╭─ DATA FOR THIS TASK
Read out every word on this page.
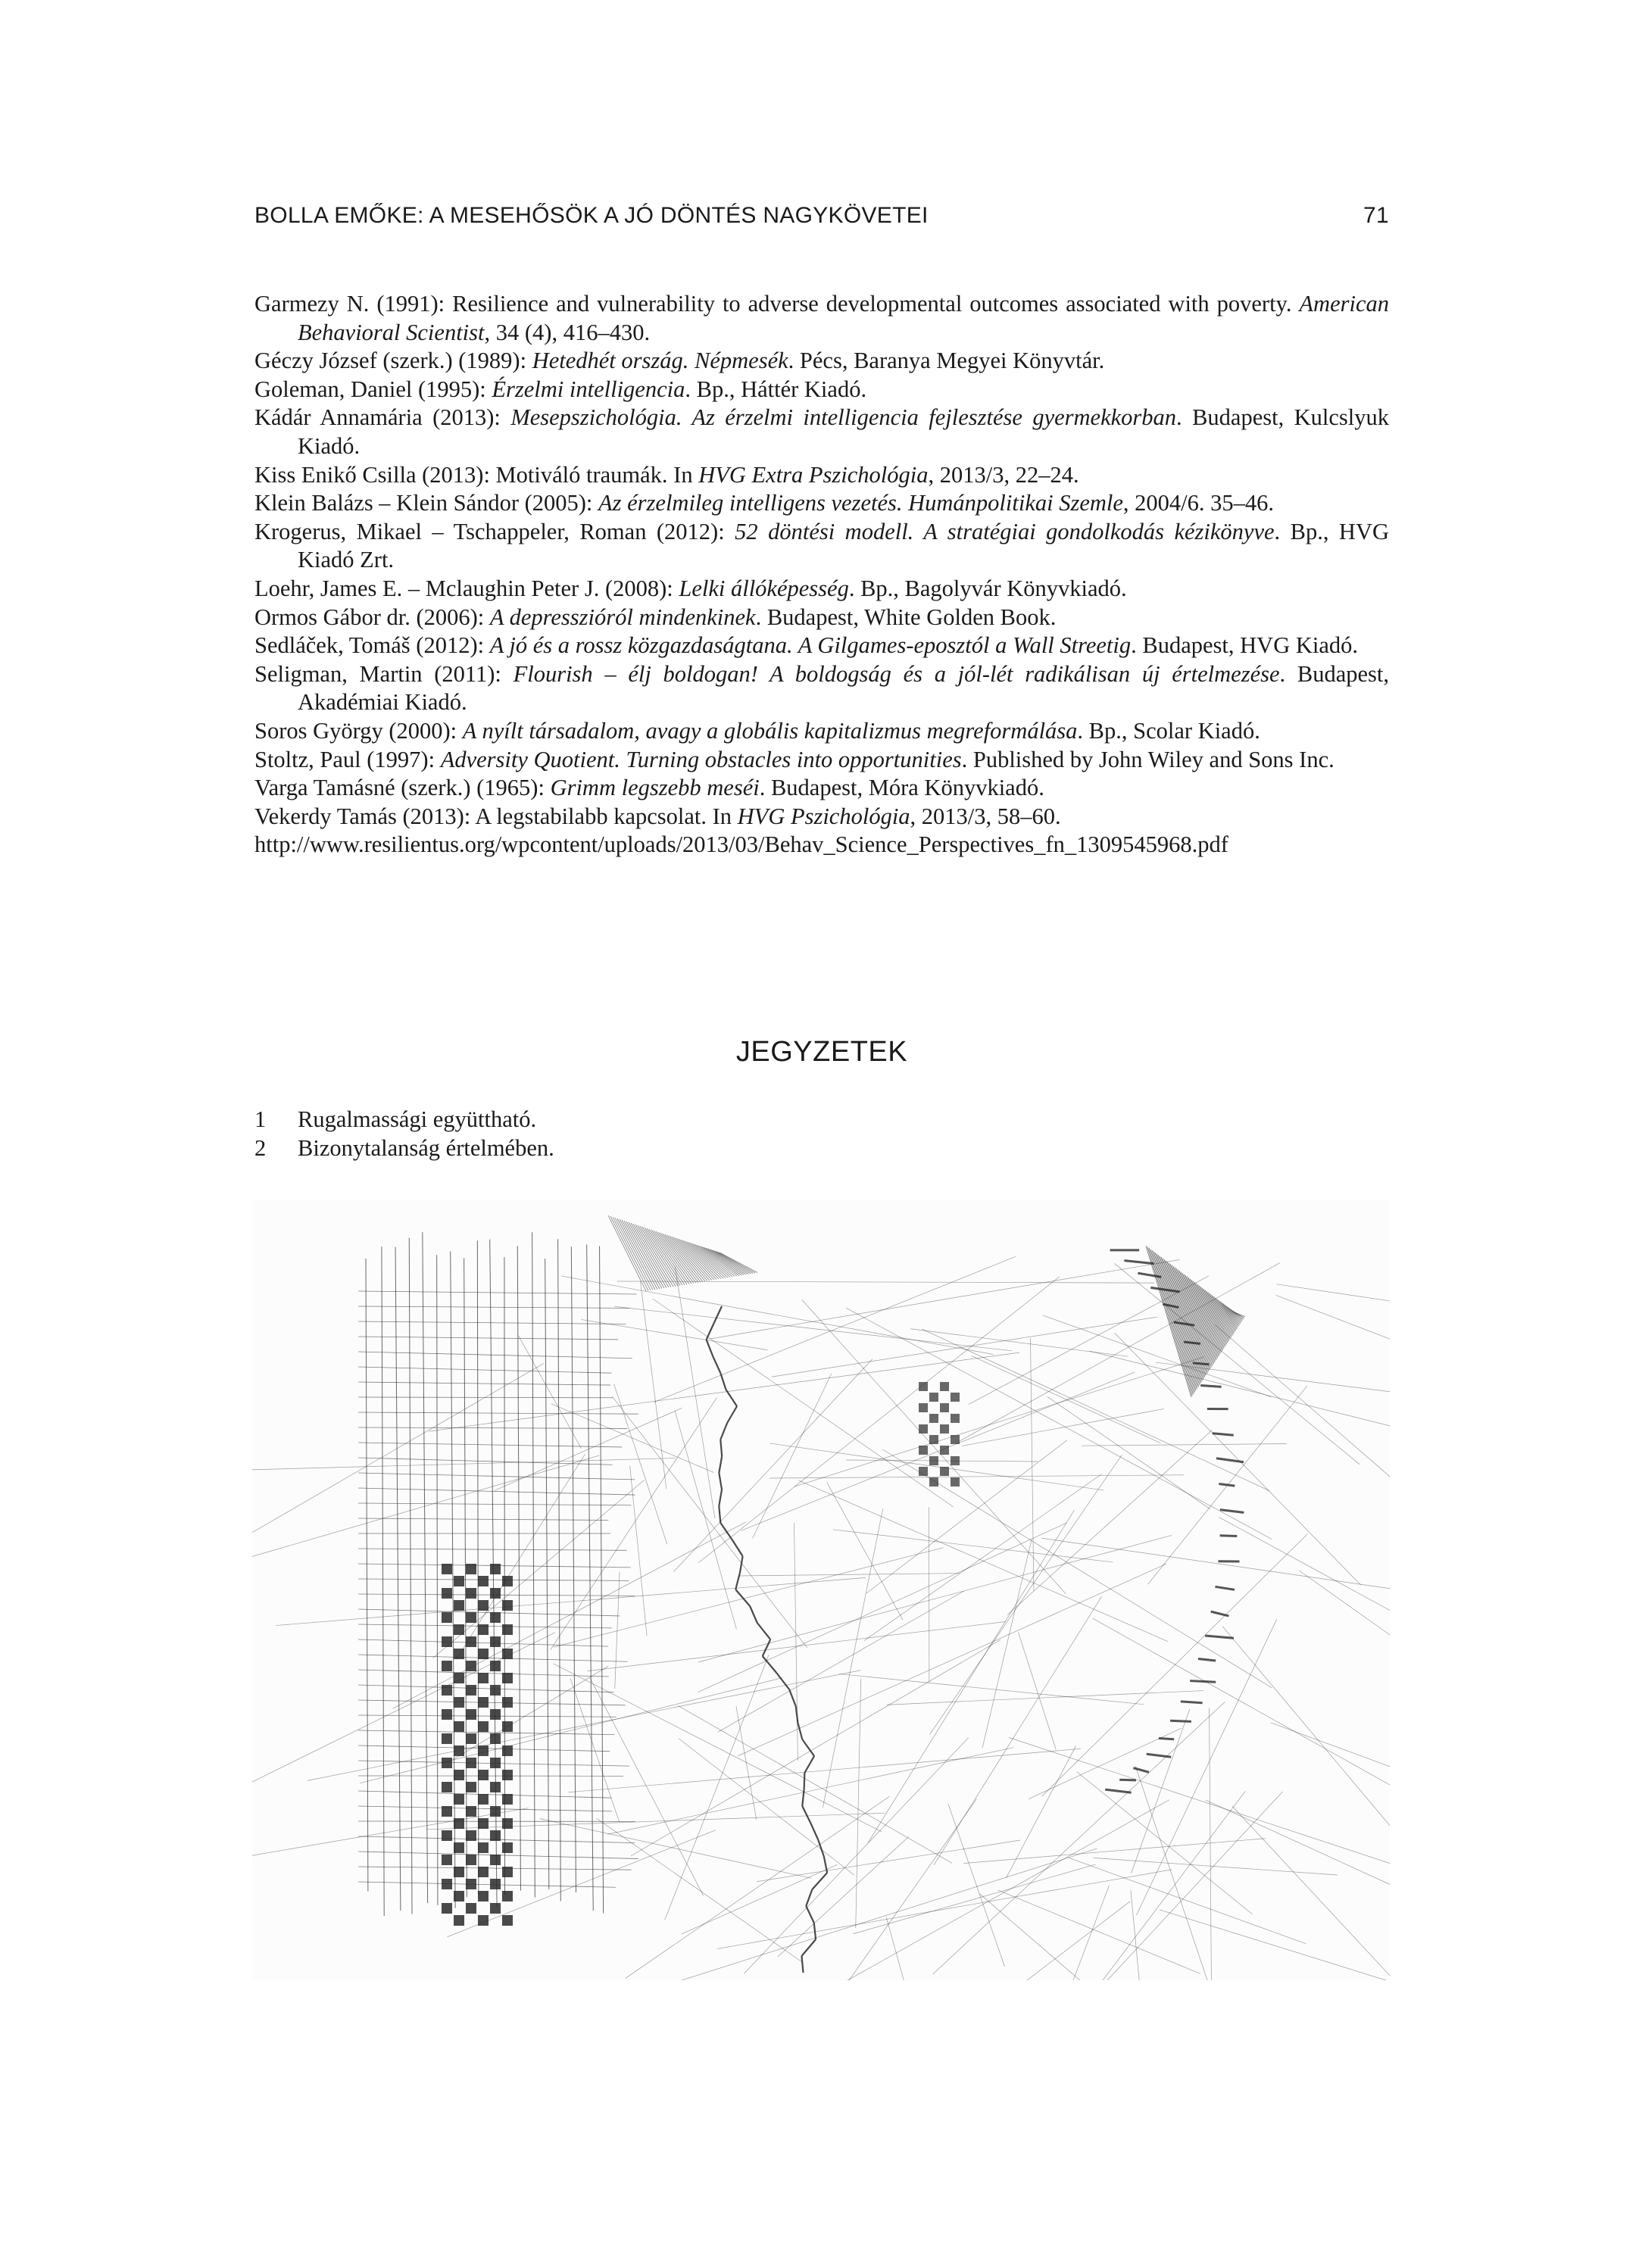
BOLLA EMŐKE: A MESEHŐSÖK A JÓ DÖNTÉS NAGYKÖVETEI	71

Garmezy N. (1991): Resilience and vulnerability to adverse developmental outcomes associated with poverty. American Behavioral Scientist, 34 (4), 416–430.

Géczy József (szerk.) (1989): Hetedhét ország. Népmesék. Pécs, Baranya Megyei Könyvtár.

Goleman, Daniel (1995): Érzelmi intelligencia. Bp., Háttér Kiadó.

Kádár Annamária (2013): Mesepszichológia. Az érzelmi intelligencia fejlesztése gyermekkorban. Budapest, Kulcslyuk Kiadó.

Kiss Enikő Csilla (2013): Motiváló traumák. In HVG Extra Pszichológia, 2013/3, 22–24.

Klein Balázs – Klein Sándor (2005): Az érzelmileg intelligens vezetés. Humánpolitikai Szemle, 2004/6. 35–46.

Krogerus, Mikael – Tschappeler, Roman (2012): 52 döntési modell. A stratégiai gondolkodás kézikönyve. Bp., HVG Kiadó Zrt.

Loehr, James E. – Mclaughin Peter J. (2008): Lelki állóképesség. Bp., Bagolyvár Könyvkiadó.

Ormos Gábor dr. (2006): A depresszióról mindenkinek. Budapest, White Golden Book.

Sedláček, Tomáš (2012): A jó és a rossz közgazdaságtana. A Gilgames-eposztól a Wall Streetig. Budapest, HVG Kiadó.

Seligman, Martin (2011): Flourish – élj boldogan! A boldogság és a jól-lét radikálisan új értelmezése. Budapest, Akadémiai Kiadó.

Soros György (2000): A nyílt társadalom, avagy a globális kapitalizmus megreformálása. Bp., Scolar Kiadó.

Stoltz, Paul (1997): Adversity Quotient. Turning obstacles into opportunities. Published by John Wiley and Sons Inc.

Varga Tamásné (szerk.) (1965): Grimm legszebb meséi. Budapest, Móra Könyvkiadó.

Vekerdy Tamás (2013): A legstabilabb kapcsolat. In HVG Pszichológia, 2013/3, 58–60.

http://www.resilientus.org/wpcontent/uploads/2013/03/Behav_Science_Perspectives_fn_1309545968.pdf

JEGYZETEK

1	Rugalmassági együttható.

2	Bizonytalanság értelmében.
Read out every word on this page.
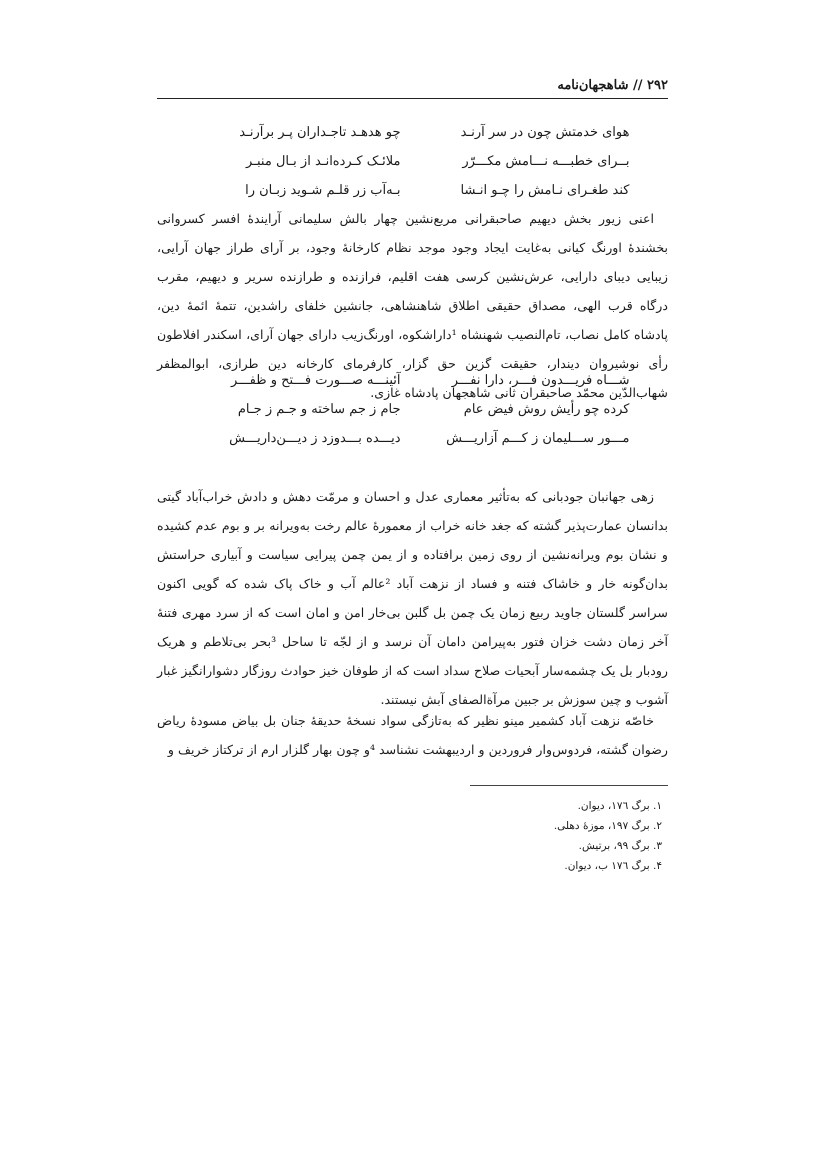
۲۹۲ // شاهجهان‌نامه
هوای خدمتش چون در سر آرنـد
چو هدهـد تاجـداران پـر برآرنـد
بــرای خطبـــه نـــامش مکـــرّر
ملائـک کـرده‌انـد از بـال منبـر
کند طغـرای نـامش را چـو انـشا
بـه‌آب زر قلـم شـوید زبـان را

اعنی زیور بخش دیهیم صاحبقرانی مربع‌نشین چهار بالش سلیمانی آرایندهٔ افسر کسروانی بخشندهٔ اورنگ کیانی به‌غایت ایجاد وجود موجد نظام کارخانهٔ وجود، بر آرای طراز جهان آرایی، زیبایی دیبای دارایی، عرش‌نشین کرسی هفت اقلیم، فرازنده و طرازنده سریر و دیهیم، مقرب درگاه قرب الهی، مصداق حقیقی اطلاق شاهنشاهی، جانشین خلفای راشدین، تتمهٔ ائمهٔ دین، پادشاه کامل نصاب، تام‌النصیب شهنشاه ¹داراشکوه، اورنگ‌زیب دارای جهان آرای، اسکندر افلاطون رأی نوشیروان دیندار، حقیقت گزین حق گزار، کارفرمای کارخانه دین طرازی، ابوالمظفر شهاب‌الدّین محمّد صاحبقران ثانی شاهجهان پادشاه غازی.

شـــاه فریـــدون فـــر، دارا نفـــر
آئینـــه صـــورت فـــتح و ظفـــر
کرده چو رأیش روش فیض عام
جام ز جم ساخته و جـم ز جـام
مـــور ســـلیمان ز کـــم آزاریـــش
دیـــده بـــدوزد ز دیـــن‌داریـــش

زهی جهانبان جودبانی که به‌تأثیر معماری عدل و احسان و مرمّت دهش و دادش خراب‌آباد گیتی بدانسان عمارت‌پذیر گشته که جغد خانه خراب از معمورهٔ عالم رخت به‌ویرانه بر و بوم عدم کشیده و نشان بوم ویرانه‌نشین از روی زمین برافتاده و از یمن چمن پیرایی سیاست و آبیاری حراستش بدان‌گونه خار و خاشاک فتنه و فساد از نزهت آباد ²عالم آب و خاک پاک شده که گویی اکنون سراسر گلستان جاوید ربیع زمان یک چمن بل گلبن بی‌خار امن و امان است که از سرد مهری فتنهٔ آخر زمان دشت خزان فتور به‌پیرامن دامان آن نرسد و از لجّه تا ساحل ³بحر بی‌تلاطم و هریک رودبار بل یک چشمه‌سار آبحیات صلاح سداد است که از طوفان خیز حوادث روزگار دشوارانگیز غبار آشوب و چین سوزش بر جبین مرآةالصفای آبش نیستند.

خاصّه نزهت آباد کشمیر مینو نظیر که به‌تازگی سواد نسخهٔ حدیقهٔ جنان بل بیاض مسودهٔ ریاض رضوان گشته، فردوس‌وار فروردین و اردیبهشت نشناسد ⁴و چون بهار گلزار ارم از ترکتاز خریف و

۱. برگ ۱۷٦، دیوان.
۲. برگ ۱۹۷، موزهٔ دهلی.
۳. برگ ۹۹، برتیش.
۴. برگ ۱۷٦ ب، دیوان.
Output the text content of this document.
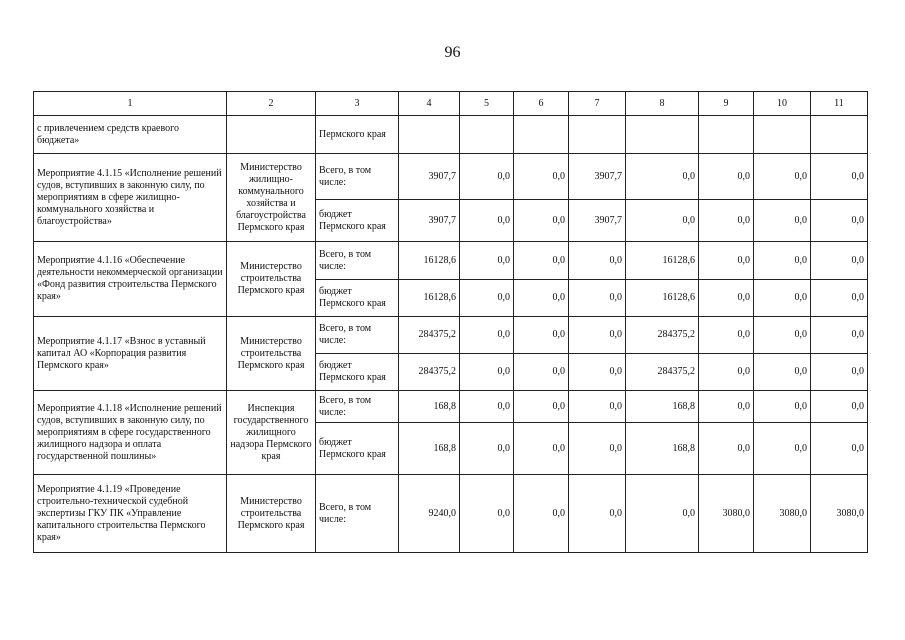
96
1	2	3	4	5	6	7	8	9	10	11
с привлечением средств краевого бюджета»		Пермского края								
Мероприятие 4.1.15 «Исполнение решений судов, вступивших в законную силу, по мероприятиям в сфере жилищно-коммунального хозяйства и благоустройства»	Министерство жилищно-коммунального хозяйства и благоустройства Пермского края	Всего, в том числе:	3907,7	0,0	0,0	3907,7	0,0	0,0	0,0	0,0
		бюджет Пермского края	3907,7	0,0	0,0	3907,7	0,0	0,0	0,0	0,0
Мероприятие 4.1.16 «Обеспечение деятельности некоммерческой организации «Фонд развития строительства Пермского края»	Министерство строительства Пермского края	Всего, в том числе:	16128,6	0,0	0,0	0,0	16128,6	0,0	0,0	0,0
		бюджет Пермского края	16128,6	0,0	0,0	0,0	16128,6	0,0	0,0	0,0
Мероприятие 4.1.17 «Взнос в уставный капитал АО «Корпорация развития Пермского края»	Министерство строительства Пермского края	Всего, в том числе:	284375,2	0,0	0,0	0,0	284375,2	0,0	0,0	0,0
		бюджет Пермского края	284375,2	0,0	0,0	0,0	284375,2	0,0	0,0	0,0
Мероприятие 4.1.18 «Исполнение решений судов, вступивших в законную силу, по мероприятиям в сфере государственного жилищного надзора и оплата государственной пошлины»	Инспекция государственного жилищного надзора Пермского края	Всего, в том числе:	168,8	0,0	0,0	0,0	168,8	0,0	0,0	0,0
		бюджет Пермского края	168,8	0,0	0,0	0,0	168,8	0,0	0,0	0,0
Мероприятие 4.1.19 «Проведение строительно-технической судебной экспертизы ГКУ ПК «Управление капитального строительства Пермского края»	Министерство строительства Пермского края	Всего, в том числе:	9240,0	0,0	0,0	0,0	0,0	3080,0	3080,0	3080,0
╰─
*TASK STATEMENT*. Transcribe every record above exactly as written, leaving out any pictures.

*SOLUTION FOR THIS TASK*.
Read out every word on this page.
BOLLA EMŐKE: A MESEHŐSÖK A JÓ DÖNTÉS NAGYKÖVETEI	71

Garmezy N. (1991): Resilience and vulnerability to adverse developmental outcomes associated with poverty. American Behavioral Scientist, 34 (4), 416–430.

Géczy József (szerk.) (1989): Hetedhét ország. Népmesék. Pécs, Baranya Megyei Könyvtár.

Goleman, Daniel (1995): Érzelmi intelligencia. Bp., Háttér Kiadó.

Kádár Annamária (2013): Mesepszichológia. Az érzelmi intelligencia fejlesztése gyermekkorban. Budapest, Kulcslyuk Kiadó.

Kiss Enikő Csilla (2013): Motiváló traumák. In HVG Extra Pszichológia, 2013/3, 22–24.

Klein Balázs – Klein Sándor (2005): Az érzelmileg intelligens vezetés. Humánpolitikai Szemle, 2004/6. 35–46.

Krogerus, Mikael – Tschappeler, Roman (2012): 52 döntési modell. A stratégiai gondolkodás kézikönyve. Bp., HVG Kiadó Zrt.

Loehr, James E. – Mclaughin Peter J. (2008): Lelki állóképesség. Bp., Bagolyvár Könyvkiadó.

Ormos Gábor dr. (2006): A depresszióról mindenkinek. Budapest, White Golden Book.

Sedláček, Tomáš (2012): A jó és a rossz közgazdaságtana. A Gilgames-eposztól a Wall Streetig. Budapest, HVG Kiadó.

Seligman, Martin (2011): Flourish – élj boldogan! A boldogság és a jól-lét radikálisan új értelmezése. Budapest, Akadémiai Kiadó.

Soros György (2000): A nyílt társadalom, avagy a globális kapitalizmus megreformálása. Bp., Scolar Kiadó.

Stoltz, Paul (1997): Adversity Quotient. Turning obstacles into opportunities. Published by John Wiley and Sons Inc.

Varga Tamásné (szerk.) (1965): Grimm legszebb meséi. Budapest, Móra Könyvkiadó.

Vekerdy Tamás (2013): A legstabilabb kapcsolat. In HVG Pszichológia, 2013/3, 58–60.

http://www.resilientus.org/wpcontent/uploads/2013/03/Behav_Science_Perspectives_fn_1309545968.pdf

JEGYZETEK

1	Rugalmassági együttható.

2	Bizonytalanság értelmében.
Read out every word on this page.
۲۹۲ // شاهجهان‌نامه
هوای خدمتش چون در سر آرنـد
چو هدهـد تاجـداران پـر برآرنـد
بــرای خطبـــه نـــامش مکـــرّر
ملائـک کـرده‌انـد از بـال منبـر
کند طغـرای نـامش را چـو انـشا
بـه‌آب زر قلـم شـوید زبـان را

اعنی زیور بخش دیهیم صاحبقرانی مربع‌نشین چهار بالش سلیمانی آرایندهٔ افسر کسروانی بخشندهٔ اورنگ کیانی به‌غایت ایجاد وجود موجد نظام کارخانهٔ وجود، بر آرای طراز جهان آرایی، زیبایی دیبای دارایی، عرش‌نشین کرسی هفت اقلیم، فرازنده و طرازنده سریر و دیهیم، مقرب درگاه قرب الهی، مصداق حقیقی اطلاق شاهنشاهی، جانشین خلفای راشدین، تتمهٔ ائمهٔ دین، پادشاه کامل نصاب، تام‌النصیب شهنشاه ¹داراشکوه، اورنگ‌زیب دارای جهان آرای، اسکندر افلاطون رأی نوشیروان دیندار، حقیقت گزین حق گزار، کارفرمای کارخانه دین طرازی، ابوالمظفر شهاب‌الدّین محمّد صاحبقران ثانی شاهجهان پادشاه غازی.

شـــاه فریـــدون فـــر، دارا نفـــر
آئینـــه صـــورت فـــتح و ظفـــر
کرده چو رأیش روش فیض عام
جام ز جم ساخته و جـم ز جـام
مـــور ســـلیمان ز کـــم آزاریـــش
دیـــده بـــدوزد ز دیـــن‌داریـــش

زهی جهانبان جودبانی که به‌تأثیر معماری عدل و احسان و مرمّت دهش و دادش خراب‌آباد گیتی بدانسان عمارت‌پذیر گشته که جغد خانه خراب از معمورهٔ عالم رخت به‌ویرانه بر و بوم عدم کشیده و نشان بوم ویرانه‌نشین از روی زمین برافتاده و از یمن چمن پیرایی سیاست و آبیاری حراستش بدان‌گونه خار و خاشاک فتنه و فساد از نزهت آباد ²عالم آب و خاک پاک شده که گویی اکنون سراسر گلستان جاوید ربیع زمان یک چمن بل گلبن بی‌خار امن و امان است که از سرد مهری فتنهٔ آخر زمان دشت خزان فتور به‌پیرامن دامان آن نرسد و از لجّه تا ساحل ³بحر بی‌تلاطم و هریک رودبار بل یک چشمه‌سار آبحیات صلاح سداد است که از طوفان خیز حوادث روزگار دشوارانگیز غبار آشوب و چین سوزش بر جبین مرآةالصفای آبش نیستند.

خاصّه نزهت آباد کشمیر مینو نظیر که به‌تازگی سواد نسخهٔ حدیقهٔ جنان بل بیاض مسودهٔ ریاض رضوان گشته، فردوس‌وار فروردین و اردیبهشت نشناسد ⁴و چون بهار گلزار ارم از ترکتاز خریف و

۱. برگ ۱۷٦، دیوان.
۲. برگ ۱۹۷، موزهٔ دهلی.
۳. برگ ۹۹، برتیش.
۴. برگ ۱۷٦ ب، دیوان.
Output the text content of this document.
96
1	2	3	4	5	6	7	8	9	10	11
с привлечением средств краевого бюджета»		Пермского края								
Мероприятие 4.1.15 «Исполнение решений судов, вступивших в законную силу, по мероприятиям в сфере жилищно-коммунального хозяйства и благоустройства»	Министерство жилищно-коммунального хозяйства и благоустройства Пермского края	Всего, в том числе:	3907,7	0,0	0,0	3907,7	0,0	0,0	0,0	0,0
		бюджет Пермского края	3907,7	0,0	0,0	3907,7	0,0	0,0	0,0	0,0
Мероприятие 4.1.16 «Обеспечение деятельности некоммерческой организации «Фонд развития строительства Пермского края»	Министерство строительства Пермского края	Всего, в том числе:	16128,6	0,0	0,0	0,0	16128,6	0,0	0,0	0,0
		бюджет Пермского края	16128,6	0,0	0,0	0,0	16128,6	0,0	0,0	0,0
Мероприятие 4.1.17 «Взнос в уставный капитал АО «Корпорация развития Пермского края»	Министерство строительства Пермского края	Всего, в том числе:	284375,2	0,0	0,0	0,0	284375,2	0,0	0,0	0,0
		бюджет Пермского края	284375,2	0,0	0,0	0,0	284375,2	0,0	0,0	0,0
Мероприятие 4.1.18 «Исполнение решений судов, вступивших в законную силу, по мероприятиям в сфере государственного жилищного надзора и оплата государственной пошлины»	Инспекция государственного жилищного надзора Пермского края	Всего, в том числе:	168,8	0,0	0,0	0,0	168,8	0,0	0,0	0,0
		бюджет Пермского края	168,8	0,0	0,0	0,0	168,8	0,0	0,0	0,0
Мероприятие 4.1.19 «Проведение строительно-технической судебной экспертизы ГКУ ПК «Управление капитального строительства Пермского края»	Министерство строительства Пермского края	Всего, в том числе:	9240,0	0,0	0,0	0,0	0,0	3080,0	3080,0	3080,0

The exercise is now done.